**Brano proposto:**
****************************************

Il 19 dicembre, la 298a germ., in seguito a comunicazione del comando XXIX C.A. (tedesco) inizia il ripiegamento non ordinato dal comando XXXV C.A. (italiano) da cui dipende, senza avvertire nè provocare ordini del comando stesso. Alle rimostranze di questo dichiara di essere passata alle dipendenze del comando XXIX C.A. L'episodio (per la rottura dei collegamenti l'episodio è conosciuto dall'Armata soltanto ai primi di gennaio a ripiegamento effettuato) è connesso ad altra contemporanea arbitraria modifica da parte del XXIX C.A. degli ordini impartiti dall'Armata il giorno 19 per il ripiegamento dal Don dei C.A. XXXV e XXIX. Cambiamento di disposizioni che, sottraendo la 298a D. tedesca al XXXV C.A. e passandola alle dipendenze del XXIX (comando tedesco), portò, fra l'altro, all'anormale situazione di un C.A. (XXXV) inserito tra le unità di un altro (XXIX) ed a frammischiamenti e intasamenti sull'unica via di deflusso, con evidenti ripercussioni negative sulle operazioni.

Alla sera del 19, il comando XXIX C.A. ordina, improvvisamente e d'iniziativa, alla «Celere» ed alla «Sforzesca» di abbandonare la linea Meschkoff-Tsdhir (sulla quale secondo disposizioni impartite lo stesso giorno dal comando Armata si doveva condurre la difesa) e di ripiegare in direzione di Kaschary. Il Gruppo Armate dà direttamente, senza interpellare l'Armata, immediato contrordine. Le conseguenze dell'ordine e del contrordine sono gravi: l'iniziale arretramento consente a forti aliquote corazzate nemiche di infiltrarsi sulla strada di Djogtewo; il successivo ritorno verso lo Tschir, compiuto soltanto dalla «Sforzesca», meno premuta dal nemico, mentre disperde energie e sacrifica uomini, mezzi e tempo preziosi, non porta alcun beneficio alla condotta della difesa. Nel campo logistico e dei trasporti in particolare, la soggezione assoluta, i vincoli artatamente creati dal comando germanico si appalesano nel più tormentoso. Basterebbe ricordare che, all'atto del ripiegamento, la 298a D. tedesca disponeva della sua piena dotazione di carburante mentre le nostre unità erano costrette ad abbandonare, fin dal primo giorno, le artiglierie e via via sugli ultimi automezzi che, peraltro, in parte riforniti di carburante dai tedeschi, venivano da questi utilizzati per loro esclusivo uso e consumo. Ma più che dettagliata delle richieste avanzate e delle concessioni avute in fatto di treni, carburante, mano d'opera, prigionieri, sfruttamento di risorse locali etc., a render meglio l'idea delle condizioni di disagio in cui furono messi i nostri servizi, si riporta, in stralcio, il grido di protesta lanciato dall'intendente al superesercito, l'8 gennaio, durante la battaglia del Don, quando già l'ala destra dell'Armata era stata costretta a ripiegare e si delineava l'avvolgimento del C.A. alpino.

****************************************

**Righe:**

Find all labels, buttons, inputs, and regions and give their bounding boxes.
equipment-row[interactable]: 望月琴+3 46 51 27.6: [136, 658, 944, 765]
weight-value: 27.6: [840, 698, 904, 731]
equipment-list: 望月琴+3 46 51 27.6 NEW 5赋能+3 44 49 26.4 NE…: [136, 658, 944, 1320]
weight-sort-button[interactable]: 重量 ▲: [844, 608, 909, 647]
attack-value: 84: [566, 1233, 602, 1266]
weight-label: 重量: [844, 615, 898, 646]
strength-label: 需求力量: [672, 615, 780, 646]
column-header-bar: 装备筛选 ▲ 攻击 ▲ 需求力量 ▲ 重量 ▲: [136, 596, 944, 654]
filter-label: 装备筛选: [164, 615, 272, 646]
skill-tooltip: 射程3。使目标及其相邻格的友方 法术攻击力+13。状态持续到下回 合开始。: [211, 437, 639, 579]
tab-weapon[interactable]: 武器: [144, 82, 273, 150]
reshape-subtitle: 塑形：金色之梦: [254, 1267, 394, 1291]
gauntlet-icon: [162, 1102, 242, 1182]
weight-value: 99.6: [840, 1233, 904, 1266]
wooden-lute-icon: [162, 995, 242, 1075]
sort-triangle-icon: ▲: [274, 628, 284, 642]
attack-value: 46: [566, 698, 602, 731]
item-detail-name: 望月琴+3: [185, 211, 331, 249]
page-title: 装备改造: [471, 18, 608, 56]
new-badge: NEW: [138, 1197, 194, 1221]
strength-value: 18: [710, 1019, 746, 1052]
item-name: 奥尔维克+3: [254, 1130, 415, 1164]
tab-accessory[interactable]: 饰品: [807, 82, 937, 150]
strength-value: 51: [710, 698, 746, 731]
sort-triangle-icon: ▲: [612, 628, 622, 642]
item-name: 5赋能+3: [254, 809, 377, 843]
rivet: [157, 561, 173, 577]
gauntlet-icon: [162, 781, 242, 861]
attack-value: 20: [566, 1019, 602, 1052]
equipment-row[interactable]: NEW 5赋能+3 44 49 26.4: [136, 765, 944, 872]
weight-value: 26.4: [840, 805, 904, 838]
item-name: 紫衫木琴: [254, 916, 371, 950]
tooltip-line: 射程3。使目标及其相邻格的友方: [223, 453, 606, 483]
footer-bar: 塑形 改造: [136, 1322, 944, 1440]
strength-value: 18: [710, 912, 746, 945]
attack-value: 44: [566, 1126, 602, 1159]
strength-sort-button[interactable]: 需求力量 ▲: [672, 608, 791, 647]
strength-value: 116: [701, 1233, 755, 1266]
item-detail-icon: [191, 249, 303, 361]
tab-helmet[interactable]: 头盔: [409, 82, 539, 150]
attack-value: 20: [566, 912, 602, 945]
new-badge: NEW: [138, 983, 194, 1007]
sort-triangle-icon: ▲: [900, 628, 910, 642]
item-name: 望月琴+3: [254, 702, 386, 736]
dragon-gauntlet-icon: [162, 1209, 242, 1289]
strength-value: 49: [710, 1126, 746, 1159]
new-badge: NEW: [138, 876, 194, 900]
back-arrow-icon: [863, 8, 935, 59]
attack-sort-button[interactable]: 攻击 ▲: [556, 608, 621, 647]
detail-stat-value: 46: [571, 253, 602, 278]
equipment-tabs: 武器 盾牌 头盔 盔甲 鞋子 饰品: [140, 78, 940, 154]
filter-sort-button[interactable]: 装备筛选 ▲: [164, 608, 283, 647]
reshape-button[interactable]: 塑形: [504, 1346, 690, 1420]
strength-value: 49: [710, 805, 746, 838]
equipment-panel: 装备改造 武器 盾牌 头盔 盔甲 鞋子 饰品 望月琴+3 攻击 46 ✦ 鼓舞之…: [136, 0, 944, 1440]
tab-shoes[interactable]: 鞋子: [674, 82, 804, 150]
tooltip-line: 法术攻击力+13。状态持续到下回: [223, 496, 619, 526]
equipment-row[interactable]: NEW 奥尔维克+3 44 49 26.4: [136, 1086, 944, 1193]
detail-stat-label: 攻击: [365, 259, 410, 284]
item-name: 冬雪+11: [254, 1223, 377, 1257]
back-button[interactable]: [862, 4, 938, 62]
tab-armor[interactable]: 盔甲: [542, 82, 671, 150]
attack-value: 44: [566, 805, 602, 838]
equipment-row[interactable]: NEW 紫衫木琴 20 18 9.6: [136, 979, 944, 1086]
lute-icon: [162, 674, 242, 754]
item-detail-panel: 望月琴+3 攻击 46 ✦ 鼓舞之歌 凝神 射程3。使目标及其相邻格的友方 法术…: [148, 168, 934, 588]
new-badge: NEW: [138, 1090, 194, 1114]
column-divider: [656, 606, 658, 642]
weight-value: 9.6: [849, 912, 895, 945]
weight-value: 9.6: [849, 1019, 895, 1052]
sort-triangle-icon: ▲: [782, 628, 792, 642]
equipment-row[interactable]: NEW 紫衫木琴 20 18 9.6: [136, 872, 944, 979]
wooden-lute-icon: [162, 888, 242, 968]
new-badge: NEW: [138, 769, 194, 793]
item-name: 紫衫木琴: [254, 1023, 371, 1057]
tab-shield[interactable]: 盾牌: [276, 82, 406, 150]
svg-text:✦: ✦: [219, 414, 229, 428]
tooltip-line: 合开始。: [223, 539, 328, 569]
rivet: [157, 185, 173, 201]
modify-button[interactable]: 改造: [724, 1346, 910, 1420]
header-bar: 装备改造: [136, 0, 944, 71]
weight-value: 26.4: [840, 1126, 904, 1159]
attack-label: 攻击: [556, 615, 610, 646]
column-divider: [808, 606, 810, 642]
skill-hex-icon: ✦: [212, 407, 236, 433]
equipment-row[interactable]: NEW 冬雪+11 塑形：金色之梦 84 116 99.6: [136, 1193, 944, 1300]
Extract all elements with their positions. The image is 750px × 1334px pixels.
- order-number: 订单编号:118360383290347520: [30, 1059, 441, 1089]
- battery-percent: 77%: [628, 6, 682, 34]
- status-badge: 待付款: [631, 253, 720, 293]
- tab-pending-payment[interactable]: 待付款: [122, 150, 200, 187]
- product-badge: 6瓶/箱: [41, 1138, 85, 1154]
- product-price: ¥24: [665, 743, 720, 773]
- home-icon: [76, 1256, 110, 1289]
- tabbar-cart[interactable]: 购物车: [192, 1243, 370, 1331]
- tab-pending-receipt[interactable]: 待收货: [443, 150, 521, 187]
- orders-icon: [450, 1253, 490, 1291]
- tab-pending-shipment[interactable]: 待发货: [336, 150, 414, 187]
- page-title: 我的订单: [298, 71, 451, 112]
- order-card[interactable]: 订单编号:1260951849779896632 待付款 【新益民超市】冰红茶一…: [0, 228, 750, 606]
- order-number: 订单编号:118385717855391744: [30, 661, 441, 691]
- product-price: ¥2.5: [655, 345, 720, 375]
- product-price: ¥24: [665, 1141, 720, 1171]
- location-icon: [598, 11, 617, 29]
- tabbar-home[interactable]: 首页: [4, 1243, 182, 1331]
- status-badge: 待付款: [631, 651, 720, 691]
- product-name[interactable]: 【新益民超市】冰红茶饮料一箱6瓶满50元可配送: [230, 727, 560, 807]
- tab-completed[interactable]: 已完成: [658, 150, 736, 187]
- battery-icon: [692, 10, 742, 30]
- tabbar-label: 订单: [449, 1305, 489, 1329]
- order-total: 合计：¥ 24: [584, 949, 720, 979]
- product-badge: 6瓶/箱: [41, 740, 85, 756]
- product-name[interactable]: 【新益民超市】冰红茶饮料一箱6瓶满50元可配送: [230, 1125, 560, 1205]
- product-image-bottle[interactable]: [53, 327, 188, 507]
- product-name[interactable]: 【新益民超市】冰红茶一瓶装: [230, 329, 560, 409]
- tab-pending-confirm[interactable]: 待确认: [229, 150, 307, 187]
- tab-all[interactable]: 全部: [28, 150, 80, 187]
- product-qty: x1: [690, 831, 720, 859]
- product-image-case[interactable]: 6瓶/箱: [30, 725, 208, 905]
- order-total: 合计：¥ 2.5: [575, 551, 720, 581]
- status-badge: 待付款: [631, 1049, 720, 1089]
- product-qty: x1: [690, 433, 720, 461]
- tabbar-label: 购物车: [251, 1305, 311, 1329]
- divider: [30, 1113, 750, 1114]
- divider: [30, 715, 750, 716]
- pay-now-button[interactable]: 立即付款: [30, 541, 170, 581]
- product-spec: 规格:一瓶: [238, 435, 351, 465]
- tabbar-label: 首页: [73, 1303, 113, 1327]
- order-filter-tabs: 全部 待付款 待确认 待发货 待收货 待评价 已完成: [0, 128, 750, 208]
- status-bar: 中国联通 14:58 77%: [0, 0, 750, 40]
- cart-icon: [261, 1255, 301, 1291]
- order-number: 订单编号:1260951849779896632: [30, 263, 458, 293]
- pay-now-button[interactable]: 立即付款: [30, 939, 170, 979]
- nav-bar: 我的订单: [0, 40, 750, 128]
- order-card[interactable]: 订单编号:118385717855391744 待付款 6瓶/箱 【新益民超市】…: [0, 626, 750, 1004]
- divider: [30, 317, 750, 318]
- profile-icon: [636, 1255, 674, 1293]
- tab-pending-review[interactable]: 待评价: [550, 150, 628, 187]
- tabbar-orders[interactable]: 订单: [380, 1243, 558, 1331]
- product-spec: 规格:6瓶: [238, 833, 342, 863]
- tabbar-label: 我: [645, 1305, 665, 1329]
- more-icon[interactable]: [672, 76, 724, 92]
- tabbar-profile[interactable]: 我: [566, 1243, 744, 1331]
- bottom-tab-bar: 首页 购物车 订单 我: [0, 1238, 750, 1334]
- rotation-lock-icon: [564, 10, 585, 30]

****************************************

**Consegna esercizio:** Riprendi il brano sul ripiegamento delle truppe italiane dal Don e proseguilo a partire dall'ultima frase.

**Svolgimento esercizio:**
Sono motivi ricorrenti nei cifrati dell'intendenza, ma questo che riportiamo sintetizza più efficacemente la situazione: «Autorità tedesca cerca tutti controllare et dove possibile impadronirsi nostra organizzazione et limitare mia libertà azione modo et forma intollerabili et inconciliabili nostro prestigio alt In particolare tende ad impadronirsi direttamente mezzi trasporto alt Nessuna ragione salvo proprio egoistico interesse giustifica interventi che specie nel campo dei trasporti minacciano con impiego antieconomico compromettere nostra efficienza già gravemente scossa recenti avvenimenti... Nelle attuali condizioni massime esasperanti et risorgenti difficoltà sono rappresentate non da ambiente clima distanza etc. ma da rapporti con tedeschi. «Chiedo sia detto chiaramente at che nostri uomini li comandiamo noi et nostri mezzi li comandiamo noi pronti capisce a dare sempre concorso come sempre si è dato anche se est illusorio come esperienza abbondantemente dimostra sperare in una qualsiasi contropartita alt.».

Ispirandomi alla linea di condotta dei loro comandi, i militari tedeschi durante il ripiegamento hanno tenuto il più deplorevole contegno verso l'alleato che aveva sacrificato il 70% delle sue fanterie per tener testa ad un avversario superiore di mezzi e di uomini e aveva dato loro la possibilità di ritirare tutto il materiale e di ripiegare agevolmente. Così si son visti svaligiare magazzeni per i quali erano stati negati i mezzi di trasporto, facendo sorgere il fondato dubbio che il diniego fosse stato inspirato dall'intenzione di appropriarsi dei viveri e dei materiali; laddove, incontrando sezioni di sussistenza tedesche provviste di viveri, compreso il pane, ai nostri soldati non veniva dato nulla; solo, a volte, un po' di miglio e tre patate crude. Dalle isbe, a mano armata, venivano cacciati i nostri soldati per far posto a quelli tedeschi; nostri autieri, a mano armata, venivano obbligati a cedere l'automezzo; dai nostri autocarri venivano fatti discendere nostri soldati, anche feriti, per far posto a soldati tedeschi; dai treni carichi di feriti venivano sganciate le locomotive per essere agganciate a convogli tedeschi; feriti e congelati italiani venivano caricati sui pianali dove alcuni per il freddo morivano durante il tragitto, mentre, nelle vetture coperte, prendevano posto militari tedeschi, non feriti, che, avio-riforniti, mangiavano e fumavano allegramente quando i nostri soldati erano digiuni da parecchi giorni.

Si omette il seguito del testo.